Request: Reproduce all of the data exactly.

Collection entries:
----

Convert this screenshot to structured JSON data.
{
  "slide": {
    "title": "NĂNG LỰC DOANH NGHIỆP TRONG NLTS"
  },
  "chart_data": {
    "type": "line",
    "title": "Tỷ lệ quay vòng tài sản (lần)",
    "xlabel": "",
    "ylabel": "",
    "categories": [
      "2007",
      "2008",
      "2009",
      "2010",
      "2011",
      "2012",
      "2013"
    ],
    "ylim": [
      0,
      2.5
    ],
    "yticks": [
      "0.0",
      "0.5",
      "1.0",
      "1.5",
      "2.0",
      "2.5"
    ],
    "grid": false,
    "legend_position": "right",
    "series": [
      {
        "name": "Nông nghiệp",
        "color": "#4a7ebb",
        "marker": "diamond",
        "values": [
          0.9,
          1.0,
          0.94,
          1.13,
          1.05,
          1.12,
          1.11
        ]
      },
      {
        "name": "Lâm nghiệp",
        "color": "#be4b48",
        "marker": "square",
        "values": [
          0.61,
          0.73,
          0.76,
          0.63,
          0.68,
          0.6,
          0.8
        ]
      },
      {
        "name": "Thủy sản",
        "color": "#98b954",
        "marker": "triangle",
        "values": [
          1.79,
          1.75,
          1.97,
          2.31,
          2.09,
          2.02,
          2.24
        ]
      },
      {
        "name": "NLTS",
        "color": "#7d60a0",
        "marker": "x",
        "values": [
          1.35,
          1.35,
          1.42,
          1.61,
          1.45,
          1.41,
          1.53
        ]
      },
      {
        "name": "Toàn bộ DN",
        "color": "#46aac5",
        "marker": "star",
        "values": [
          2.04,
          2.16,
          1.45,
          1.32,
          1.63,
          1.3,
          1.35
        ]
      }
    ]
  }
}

----

Exercise result:
Convert this screenshot to structured JSON data.
{
  "slide": {
    "title": "NĂNG LỰC DOANH NGHIỆP TRONG NLTS"
  },
  "chart_data": {
    "type": "line",
    "title": "Tỷ lệ quay vòng tài sản (lần)",
    "xlabel": "",
    "ylabel": "",
    "categories": [
      "2007",
      "2008",
      "2009",
      "2010",
      "2011",
      "2012",
      "2013"
    ],
    "ylim": [
      0,
      2.5
    ],
    "yticks": [
      "0.0",
      "0.5",
      "1.0",
      "1.5",
      "2.0",
      "2.5"
    ],
    "grid": false,
    "legend_position": "right",
    "series": [
      {
        "name": "Nông nghiệp",
        "color": "#4a7ebb",
        "marker": "diamond",
        "values": [
          0.9,
          1.0,
          0.94,
          1.13,
          1.05,
          1.12,
          1.11
        ]
      },
      {
        "name": "Lâm nghiệp",
        "color": "#be4b48",
        "marker": "square",
        "values": [
          0.61,
          0.73,
          0.76,
          0.63,
          0.68,
          0.6,
          0.8
        ]
      },
      {
        "name": "Thủy sản",
        "color": "#98b954",
        "marker": "triangle",
        "values": [
          1.79,
          1.75,
          1.97,
          2.31,
          2.09,
          2.02,
          2.24
        ]
      },
      {
        "name": "NLTS",
        "color": "#7d60a0",
        "marker": "x",
        "values": [
          1.35,
          1.35,
          1.42,
          1.61,
          1.45,
          1.41,
          1.53
        ]
      },
      {
        "name": "Toàn bộ DN",
        "color": "#46aac5",
        "marker": "star",
        "values": [
          2.04,
          2.16,
          1.45,
          1.32,
          1.63,
          1.3,
          1.35
        ]
      }
    ]
  }
}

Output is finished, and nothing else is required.